[THE EXERCISE]:
Please return the full listing below without altering anything.

[MATERIAL SUPPLIED]:
::::::
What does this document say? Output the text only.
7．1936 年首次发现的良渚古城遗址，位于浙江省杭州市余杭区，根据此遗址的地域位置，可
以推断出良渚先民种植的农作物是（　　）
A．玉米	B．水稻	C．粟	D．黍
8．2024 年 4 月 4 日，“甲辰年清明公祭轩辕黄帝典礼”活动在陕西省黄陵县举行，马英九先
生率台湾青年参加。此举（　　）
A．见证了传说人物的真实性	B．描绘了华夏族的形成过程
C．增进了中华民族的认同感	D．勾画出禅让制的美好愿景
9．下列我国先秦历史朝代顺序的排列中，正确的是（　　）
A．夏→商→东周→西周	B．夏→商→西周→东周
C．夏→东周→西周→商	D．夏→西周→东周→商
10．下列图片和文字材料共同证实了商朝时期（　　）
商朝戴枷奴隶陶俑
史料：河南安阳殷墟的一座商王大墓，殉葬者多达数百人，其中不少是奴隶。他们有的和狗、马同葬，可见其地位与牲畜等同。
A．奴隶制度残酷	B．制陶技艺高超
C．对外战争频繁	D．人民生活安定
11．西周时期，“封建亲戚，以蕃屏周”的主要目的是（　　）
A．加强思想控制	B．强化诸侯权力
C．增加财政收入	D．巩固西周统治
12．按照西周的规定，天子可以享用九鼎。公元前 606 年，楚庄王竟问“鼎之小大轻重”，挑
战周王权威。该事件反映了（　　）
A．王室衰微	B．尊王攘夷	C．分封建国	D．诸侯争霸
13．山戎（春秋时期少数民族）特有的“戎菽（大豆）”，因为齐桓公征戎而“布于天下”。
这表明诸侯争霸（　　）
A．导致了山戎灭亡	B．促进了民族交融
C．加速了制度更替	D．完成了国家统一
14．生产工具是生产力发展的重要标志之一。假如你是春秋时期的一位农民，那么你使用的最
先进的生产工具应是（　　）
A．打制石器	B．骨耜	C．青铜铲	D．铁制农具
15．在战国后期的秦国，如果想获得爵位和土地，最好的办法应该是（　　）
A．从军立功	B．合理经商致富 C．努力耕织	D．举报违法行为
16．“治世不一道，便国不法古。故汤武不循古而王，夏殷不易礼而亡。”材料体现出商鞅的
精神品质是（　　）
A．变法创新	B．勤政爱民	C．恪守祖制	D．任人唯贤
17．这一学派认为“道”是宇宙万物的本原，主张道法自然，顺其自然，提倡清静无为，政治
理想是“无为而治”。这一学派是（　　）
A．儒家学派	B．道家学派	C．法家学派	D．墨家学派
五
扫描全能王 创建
::::::
[THE REPLY]:
What does this document say? Output the text only.
7．1936 年首次发现的良渚古城遗址，位于浙江省杭州市余杭区，根据此遗址的地域位置，可
以推断出良渚先民种植的农作物是（　　）
A．玉米	B．水稻	C．粟	D．黍
8．2024 年 4 月 4 日，“甲辰年清明公祭轩辕黄帝典礼”活动在陕西省黄陵县举行，马英九先
生率台湾青年参加。此举（　　）
A．见证了传说人物的真实性	B．描绘了华夏族的形成过程
C．增进了中华民族的认同感	D．勾画出禅让制的美好愿景
9．下列我国先秦历史朝代顺序的排列中，正确的是（　　）
A．夏→商→东周→西周	B．夏→商→西周→东周
C．夏→东周→西周→商	D．夏→西周→东周→商
10．下列图片和文字材料共同证实了商朝时期（　　）
商朝戴枷奴隶陶俑
史料：河南安阳殷墟的一座商王大墓，殉葬者多达数百人，其中不少是奴隶。他们有的和狗、马同葬，可见其地位与牲畜等同。
A．奴隶制度残酷	B．制陶技艺高超
C．对外战争频繁	D．人民生活安定
11．西周时期，“封建亲戚，以蕃屏周”的主要目的是（　　）
A．加强思想控制	B．强化诸侯权力
C．增加财政收入	D．巩固西周统治
12．按照西周的规定，天子可以享用九鼎。公元前 606 年，楚庄王竟问“鼎之小大轻重”，挑
战周王权威。该事件反映了（　　）
A．王室衰微	B．尊王攘夷	C．分封建国	D．诸侯争霸
13．山戎（春秋时期少数民族）特有的“戎菽（大豆）”，因为齐桓公征戎而“布于天下”。
这表明诸侯争霸（　　）
A．导致了山戎灭亡	B．促进了民族交融
C．加速了制度更替	D．完成了国家统一
14．生产工具是生产力发展的重要标志之一。假如你是春秋时期的一位农民，那么你使用的最
先进的生产工具应是（　　）
A．打制石器	B．骨耜	C．青铜铲	D．铁制农具
15．在战国后期的秦国，如果想获得爵位和土地，最好的办法应该是（　　）
A．从军立功	B．合理经商致富 C．努力耕织	D．举报违法行为
16．“治世不一道，便国不法古。故汤武不循古而王，夏殷不易礼而亡。”材料体现出商鞅的
精神品质是（　　）
A．变法创新	B．勤政爱民	C．恪守祖制	D．任人唯贤
17．这一学派认为“道”是宇宙万物的本原，主张道法自然，顺其自然，提倡清静无为，政治
理想是“无为而治”。这一学派是（　　）
A．儒家学派	B．道家学派	C．法家学派	D．墨家学派
五
扫描全能王 创建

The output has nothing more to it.